Task objective - Count the lines in the records below that contain the string "文件存本机", matching case exactly, and give only the number.

Input records -
►
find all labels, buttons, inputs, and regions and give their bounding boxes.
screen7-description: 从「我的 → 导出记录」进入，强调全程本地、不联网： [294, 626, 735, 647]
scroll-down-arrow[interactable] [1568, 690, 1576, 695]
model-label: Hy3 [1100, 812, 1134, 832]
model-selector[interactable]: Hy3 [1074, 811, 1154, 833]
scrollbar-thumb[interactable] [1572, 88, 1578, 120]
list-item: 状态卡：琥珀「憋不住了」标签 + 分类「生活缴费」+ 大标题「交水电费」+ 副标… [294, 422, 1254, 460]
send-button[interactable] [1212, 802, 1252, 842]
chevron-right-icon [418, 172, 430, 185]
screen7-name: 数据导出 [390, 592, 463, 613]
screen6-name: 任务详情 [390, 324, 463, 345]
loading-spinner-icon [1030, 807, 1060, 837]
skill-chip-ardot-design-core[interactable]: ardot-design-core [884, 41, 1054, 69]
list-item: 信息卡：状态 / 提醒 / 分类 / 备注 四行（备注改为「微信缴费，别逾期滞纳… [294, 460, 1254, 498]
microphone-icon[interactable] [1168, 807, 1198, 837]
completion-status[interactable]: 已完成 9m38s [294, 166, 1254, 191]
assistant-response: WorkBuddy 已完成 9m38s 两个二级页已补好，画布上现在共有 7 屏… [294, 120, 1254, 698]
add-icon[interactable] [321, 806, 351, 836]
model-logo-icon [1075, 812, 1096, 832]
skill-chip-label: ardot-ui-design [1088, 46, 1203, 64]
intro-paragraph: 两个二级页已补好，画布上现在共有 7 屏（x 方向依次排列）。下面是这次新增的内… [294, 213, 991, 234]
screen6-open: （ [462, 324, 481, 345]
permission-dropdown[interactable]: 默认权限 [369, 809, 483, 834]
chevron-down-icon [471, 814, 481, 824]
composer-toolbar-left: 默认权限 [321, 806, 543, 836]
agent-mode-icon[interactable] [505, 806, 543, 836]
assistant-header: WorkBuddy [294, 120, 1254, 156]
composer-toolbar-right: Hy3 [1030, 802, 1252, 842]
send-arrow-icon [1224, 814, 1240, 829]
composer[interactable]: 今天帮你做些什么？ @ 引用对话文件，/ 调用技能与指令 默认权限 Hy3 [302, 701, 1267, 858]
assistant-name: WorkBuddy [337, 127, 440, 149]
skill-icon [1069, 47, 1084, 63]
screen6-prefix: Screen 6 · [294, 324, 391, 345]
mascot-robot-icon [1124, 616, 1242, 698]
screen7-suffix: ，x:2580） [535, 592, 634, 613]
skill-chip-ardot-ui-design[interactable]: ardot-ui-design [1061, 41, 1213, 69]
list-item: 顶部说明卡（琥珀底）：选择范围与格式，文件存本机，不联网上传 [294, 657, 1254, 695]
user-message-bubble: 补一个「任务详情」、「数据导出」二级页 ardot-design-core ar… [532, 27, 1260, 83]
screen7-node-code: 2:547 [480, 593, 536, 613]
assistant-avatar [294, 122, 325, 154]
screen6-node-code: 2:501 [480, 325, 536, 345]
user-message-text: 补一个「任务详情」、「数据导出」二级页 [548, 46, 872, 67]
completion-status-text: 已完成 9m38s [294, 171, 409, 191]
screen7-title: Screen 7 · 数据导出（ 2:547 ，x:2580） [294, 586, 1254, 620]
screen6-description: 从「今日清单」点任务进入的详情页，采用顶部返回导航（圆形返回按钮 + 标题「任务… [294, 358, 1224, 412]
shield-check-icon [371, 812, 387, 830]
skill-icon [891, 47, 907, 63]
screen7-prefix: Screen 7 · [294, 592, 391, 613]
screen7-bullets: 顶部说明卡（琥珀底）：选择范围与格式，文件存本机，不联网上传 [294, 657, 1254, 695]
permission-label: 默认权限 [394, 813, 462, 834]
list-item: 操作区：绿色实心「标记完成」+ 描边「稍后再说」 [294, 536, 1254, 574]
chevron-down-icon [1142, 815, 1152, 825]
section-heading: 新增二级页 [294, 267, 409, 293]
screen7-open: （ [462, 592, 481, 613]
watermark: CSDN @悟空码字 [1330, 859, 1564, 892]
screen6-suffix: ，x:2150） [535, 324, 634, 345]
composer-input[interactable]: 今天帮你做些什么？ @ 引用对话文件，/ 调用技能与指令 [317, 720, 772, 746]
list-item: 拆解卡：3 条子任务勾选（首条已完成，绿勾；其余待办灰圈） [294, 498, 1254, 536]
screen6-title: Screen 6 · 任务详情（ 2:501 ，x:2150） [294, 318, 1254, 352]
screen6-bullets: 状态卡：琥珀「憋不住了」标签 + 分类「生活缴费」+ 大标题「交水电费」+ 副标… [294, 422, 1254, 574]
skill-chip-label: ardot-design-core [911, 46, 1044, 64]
◄
►
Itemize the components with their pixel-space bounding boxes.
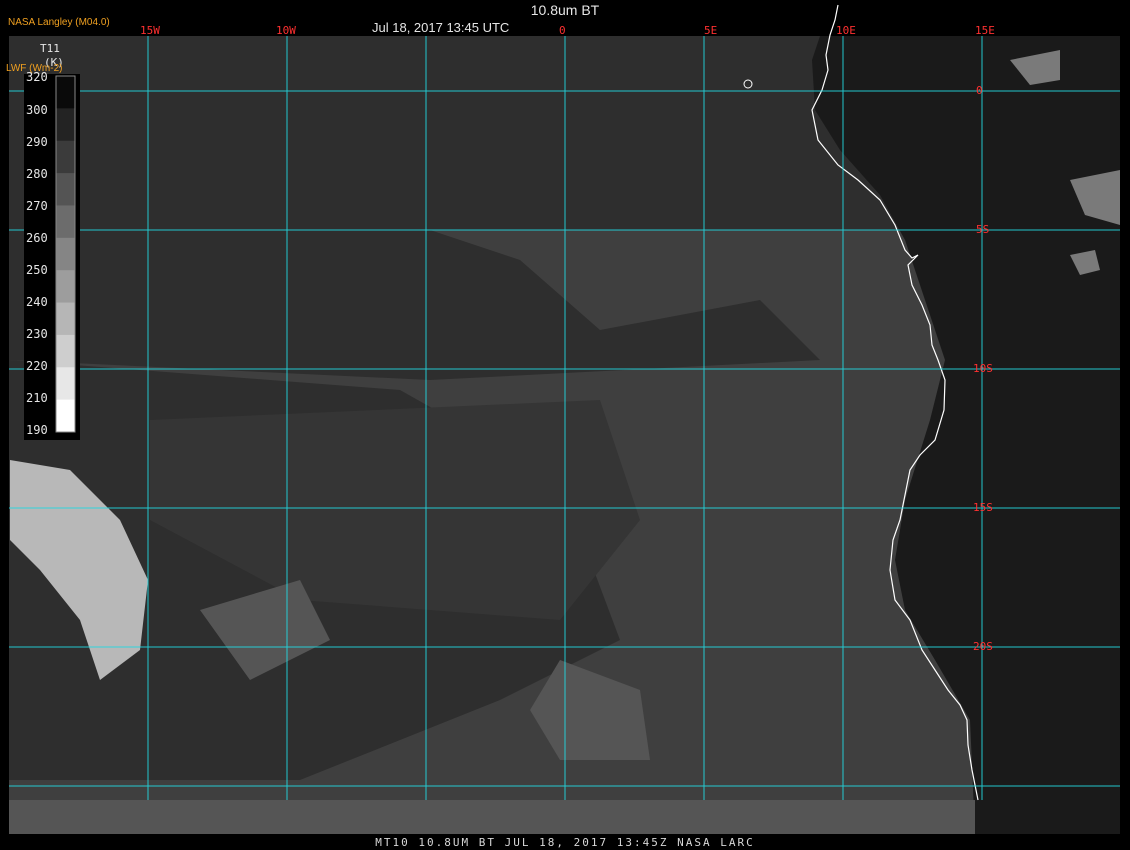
◄
►
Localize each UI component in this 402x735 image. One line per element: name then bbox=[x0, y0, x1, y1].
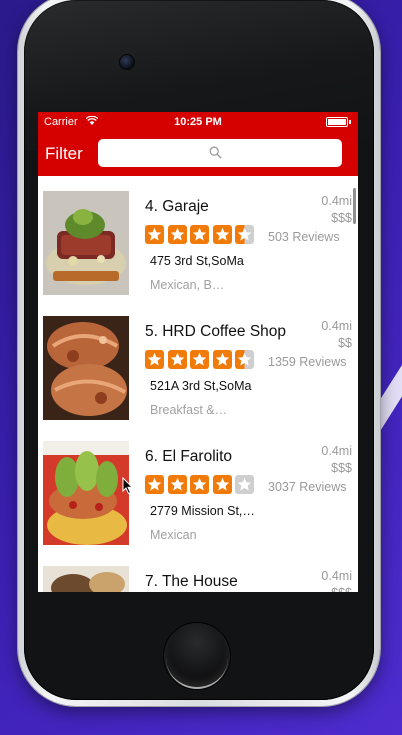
◄
Solution to this task - 2